Repeat the material below exactly, line for line.

Provided data.
+===+
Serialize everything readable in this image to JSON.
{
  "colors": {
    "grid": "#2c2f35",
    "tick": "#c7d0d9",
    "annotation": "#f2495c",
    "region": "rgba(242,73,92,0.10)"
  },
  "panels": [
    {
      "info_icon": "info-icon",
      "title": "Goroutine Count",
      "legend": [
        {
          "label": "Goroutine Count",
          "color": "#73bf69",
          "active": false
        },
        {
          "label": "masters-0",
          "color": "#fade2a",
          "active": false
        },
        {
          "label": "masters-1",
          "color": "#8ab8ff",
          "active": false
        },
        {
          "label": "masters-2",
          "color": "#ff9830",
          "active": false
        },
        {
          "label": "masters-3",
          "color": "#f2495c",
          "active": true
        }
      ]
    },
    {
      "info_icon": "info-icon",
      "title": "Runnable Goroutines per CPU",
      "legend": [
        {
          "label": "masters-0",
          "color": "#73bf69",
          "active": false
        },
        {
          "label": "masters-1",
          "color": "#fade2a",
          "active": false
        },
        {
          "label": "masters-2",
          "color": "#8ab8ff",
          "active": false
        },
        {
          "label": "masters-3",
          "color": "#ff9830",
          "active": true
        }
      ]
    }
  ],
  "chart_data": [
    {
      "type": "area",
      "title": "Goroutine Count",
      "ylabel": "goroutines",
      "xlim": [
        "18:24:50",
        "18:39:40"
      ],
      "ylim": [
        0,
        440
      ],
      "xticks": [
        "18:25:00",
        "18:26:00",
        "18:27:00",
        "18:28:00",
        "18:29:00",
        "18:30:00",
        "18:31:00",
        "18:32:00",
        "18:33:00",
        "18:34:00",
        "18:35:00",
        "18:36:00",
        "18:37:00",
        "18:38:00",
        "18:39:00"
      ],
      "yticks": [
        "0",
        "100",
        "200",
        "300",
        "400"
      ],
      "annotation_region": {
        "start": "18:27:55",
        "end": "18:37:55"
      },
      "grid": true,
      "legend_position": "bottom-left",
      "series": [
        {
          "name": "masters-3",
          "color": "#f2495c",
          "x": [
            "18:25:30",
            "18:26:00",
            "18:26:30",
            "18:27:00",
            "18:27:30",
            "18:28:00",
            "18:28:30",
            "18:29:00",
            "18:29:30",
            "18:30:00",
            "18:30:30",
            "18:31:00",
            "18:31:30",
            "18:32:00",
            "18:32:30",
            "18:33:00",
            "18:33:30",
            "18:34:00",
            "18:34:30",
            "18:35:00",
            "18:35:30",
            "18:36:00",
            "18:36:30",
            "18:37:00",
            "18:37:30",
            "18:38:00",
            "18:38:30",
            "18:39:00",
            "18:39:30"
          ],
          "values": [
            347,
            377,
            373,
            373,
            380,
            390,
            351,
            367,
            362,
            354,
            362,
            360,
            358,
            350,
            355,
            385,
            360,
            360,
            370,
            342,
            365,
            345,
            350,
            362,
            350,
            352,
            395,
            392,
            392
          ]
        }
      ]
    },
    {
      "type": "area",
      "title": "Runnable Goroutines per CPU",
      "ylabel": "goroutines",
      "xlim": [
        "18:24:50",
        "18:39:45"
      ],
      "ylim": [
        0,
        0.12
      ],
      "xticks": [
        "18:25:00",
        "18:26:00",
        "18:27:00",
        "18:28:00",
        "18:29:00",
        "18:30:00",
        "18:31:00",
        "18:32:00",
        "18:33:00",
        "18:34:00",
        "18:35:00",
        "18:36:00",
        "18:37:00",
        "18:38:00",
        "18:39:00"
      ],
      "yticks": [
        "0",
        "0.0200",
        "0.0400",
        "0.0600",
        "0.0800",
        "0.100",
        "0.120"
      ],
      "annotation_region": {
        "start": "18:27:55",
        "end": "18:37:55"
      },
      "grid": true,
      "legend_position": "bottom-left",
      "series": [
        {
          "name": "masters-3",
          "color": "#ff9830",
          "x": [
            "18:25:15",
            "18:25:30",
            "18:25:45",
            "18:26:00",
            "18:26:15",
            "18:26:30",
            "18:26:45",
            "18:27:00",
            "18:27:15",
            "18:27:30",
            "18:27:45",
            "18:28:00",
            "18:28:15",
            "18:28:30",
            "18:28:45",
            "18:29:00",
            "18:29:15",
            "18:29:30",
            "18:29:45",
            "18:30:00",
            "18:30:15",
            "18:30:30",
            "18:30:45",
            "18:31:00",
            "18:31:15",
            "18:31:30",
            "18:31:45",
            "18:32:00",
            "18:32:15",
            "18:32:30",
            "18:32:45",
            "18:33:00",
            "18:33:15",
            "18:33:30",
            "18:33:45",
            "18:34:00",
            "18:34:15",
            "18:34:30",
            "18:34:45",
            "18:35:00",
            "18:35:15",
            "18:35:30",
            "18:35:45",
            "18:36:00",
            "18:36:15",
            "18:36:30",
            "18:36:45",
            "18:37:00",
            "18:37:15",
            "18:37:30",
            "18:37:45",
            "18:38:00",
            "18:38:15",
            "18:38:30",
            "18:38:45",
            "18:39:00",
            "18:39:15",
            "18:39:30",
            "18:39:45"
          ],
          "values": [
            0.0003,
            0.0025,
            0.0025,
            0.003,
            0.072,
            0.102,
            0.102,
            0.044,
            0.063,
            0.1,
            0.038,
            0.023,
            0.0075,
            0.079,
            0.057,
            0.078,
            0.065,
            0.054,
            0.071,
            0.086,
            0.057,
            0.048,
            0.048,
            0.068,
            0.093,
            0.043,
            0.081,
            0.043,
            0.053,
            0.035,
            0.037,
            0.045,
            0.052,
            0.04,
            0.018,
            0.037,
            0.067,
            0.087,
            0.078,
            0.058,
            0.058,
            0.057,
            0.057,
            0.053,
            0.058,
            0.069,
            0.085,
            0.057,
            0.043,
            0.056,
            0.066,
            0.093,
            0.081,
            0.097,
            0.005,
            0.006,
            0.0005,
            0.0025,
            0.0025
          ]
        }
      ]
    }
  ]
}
+===+
Result of the exercise.
Serialize everything readable in this image to JSON.
{
  "colors": {
    "grid": "#2c2f35",
    "tick": "#c7d0d9",
    "annotation": "#f2495c",
    "region": "rgba(242,73,92,0.10)"
  },
  "panels": [
    {
      "info_icon": "info-icon",
      "title": "Goroutine Count",
      "legend": [
        {
          "label": "Goroutine Count",
          "color": "#73bf69",
          "active": false
        },
        {
          "label": "masters-0",
          "color": "#fade2a",
          "active": false
        },
        {
          "label": "masters-1",
          "color": "#8ab8ff",
          "active": false
        },
        {
          "label": "masters-2",
          "color": "#ff9830",
          "active": false
        },
        {
          "label": "masters-3",
          "color": "#f2495c",
          "active": true
        }
      ]
    },
    {
      "info_icon": "info-icon",
      "title": "Runnable Goroutines per CPU",
      "legend": [
        {
          "label": "masters-0",
          "color": "#73bf69",
          "active": false
        },
        {
          "label": "masters-1",
          "color": "#fade2a",
          "active": false
        },
        {
          "label": "masters-2",
          "color": "#8ab8ff",
          "active": false
        },
        {
          "label": "masters-3",
          "color": "#ff9830",
          "active": true
        }
      ]
    }
  ],
  "chart_data": [
    {
      "type": "area",
      "title": "Goroutine Count",
      "ylabel": "goroutines",
      "xlim": [
        "18:24:50",
        "18:39:40"
      ],
      "ylim": [
        0,
        440
      ],
      "xticks": [
        "18:25:00",
        "18:26:00",
        "18:27:00",
        "18:28:00",
        "18:29:00",
        "18:30:00",
        "18:31:00",
        "18:32:00",
        "18:33:00",
        "18:34:00",
        "18:35:00",
        "18:36:00",
        "18:37:00",
        "18:38:00",
        "18:39:00"
      ],
      "yticks": [
        "0",
        "100",
        "200",
        "300",
        "400"
      ],
      "annotation_region": {
        "start": "18:27:55",
        "end": "18:37:55"
      },
      "grid": true,
      "legend_position": "bottom-left",
      "series": [
        {
          "name": "masters-3",
          "color": "#f2495c",
          "x": [
            "18:25:30",
            "18:26:00",
            "18:26:30",
            "18:27:00",
            "18:27:30",
            "18:28:00",
            "18:28:30",
            "18:29:00",
            "18:29:30",
            "18:30:00",
            "18:30:30",
            "18:31:00",
            "18:31:30",
            "18:32:00",
            "18:32:30",
            "18:33:00",
            "18:33:30",
            "18:34:00",
            "18:34:30",
            "18:35:00",
            "18:35:30",
            "18:36:00",
            "18:36:30",
            "18:37:00",
            "18:37:30",
            "18:38:00",
            "18:38:30",
            "18:39:00",
            "18:39:30"
          ],
          "values": [
            347,
            377,
            373,
            373,
            380,
            390,
            351,
            367,
            362,
            354,
            362,
            360,
            358,
            350,
            355,
            385,
            360,
            360,
            370,
            342,
            365,
            345,
            350,
            362,
            350,
            352,
            395,
            392,
            392
          ]
        }
      ]
    },
    {
      "type": "area",
      "title": "Runnable Goroutines per CPU",
      "ylabel": "goroutines",
      "xlim": [
        "18:24:50",
        "18:39:45"
      ],
      "ylim": [
        0,
        0.12
      ],
      "xticks": [
        "18:25:00",
        "18:26:00",
        "18:27:00",
        "18:28:00",
        "18:29:00",
        "18:30:00",
        "18:31:00",
        "18:32:00",
        "18:33:00",
        "18:34:00",
        "18:35:00",
        "18:36:00",
        "18:37:00",
        "18:38:00",
        "18:39:00"
      ],
      "yticks": [
        "0",
        "0.0200",
        "0.0400",
        "0.0600",
        "0.0800",
        "0.100",
        "0.120"
      ],
      "annotation_region": {
        "start": "18:27:55",
        "end": "18:37:55"
      },
      "grid": true,
      "legend_position": "bottom-left",
      "series": [
        {
          "name": "masters-3",
          "color": "#ff9830",
          "x": [
            "18:25:15",
            "18:25:30",
            "18:25:45",
            "18:26:00",
            "18:26:15",
            "18:26:30",
            "18:26:45",
            "18:27:00",
            "18:27:15",
            "18:27:30",
            "18:27:45",
            "18:28:00",
            "18:28:15",
            "18:28:30",
            "18:28:45",
            "18:29:00",
            "18:29:15",
            "18:29:30",
            "18:29:45",
            "18:30:00",
            "18:30:15",
            "18:30:30",
            "18:30:45",
            "18:31:00",
            "18:31:15",
            "18:31:30",
            "18:31:45",
            "18:32:00",
            "18:32:15",
            "18:32:30",
            "18:32:45",
            "18:33:00",
            "18:33:15",
            "18:33:30",
            "18:33:45",
            "18:34:00",
            "18:34:15",
            "18:34:30",
            "18:34:45",
            "18:35:00",
            "18:35:15",
            "18:35:30",
            "18:35:45",
            "18:36:00",
            "18:36:15",
            "18:36:30",
            "18:36:45",
            "18:37:00",
            "18:37:15",
            "18:37:30",
            "18:37:45",
            "18:38:00",
            "18:38:15",
            "18:38:30",
            "18:38:45",
            "18:39:00",
            "18:39:15",
            "18:39:30",
            "18:39:45"
          ],
          "values": [
            0.0003,
            0.0025,
            0.0025,
            0.003,
            0.072,
            0.102,
            0.102,
            0.044,
            0.063,
            0.1,
            0.038,
            0.023,
            0.0075,
            0.079,
            0.057,
            0.078,
            0.065,
            0.054,
            0.071,
            0.086,
            0.057,
            0.048,
            0.048,
            0.068,
            0.093,
            0.043,
            0.081,
            0.043,
            0.053,
            0.035,
            0.037,
            0.045,
            0.052,
            0.04,
            0.018,
            0.037,
            0.067,
            0.087,
            0.078,
            0.058,
            0.058,
            0.057,
            0.057,
            0.053,
            0.058,
            0.069,
            0.085,
            0.057,
            0.043,
            0.056,
            0.066,
            0.093,
            0.081,
            0.097,
            0.005,
            0.006,
            0.0005,
            0.0025,
            0.0025
          ]
        }
      ]
    }
  ]
}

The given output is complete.